[Begin Data rows]

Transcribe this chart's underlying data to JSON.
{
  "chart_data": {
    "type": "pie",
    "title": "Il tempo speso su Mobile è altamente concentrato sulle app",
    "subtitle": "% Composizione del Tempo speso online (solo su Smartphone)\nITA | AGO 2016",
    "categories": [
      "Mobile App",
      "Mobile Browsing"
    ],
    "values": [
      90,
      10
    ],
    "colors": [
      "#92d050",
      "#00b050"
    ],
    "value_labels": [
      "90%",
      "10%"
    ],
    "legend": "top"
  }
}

[End Data rows]

Copy out each line of the data containing the string "Mobile".

    "title": "Il tempo speso su Mobile è altamente concentrato sulle app",
      "Mobile App",
      "Mobile Browsing"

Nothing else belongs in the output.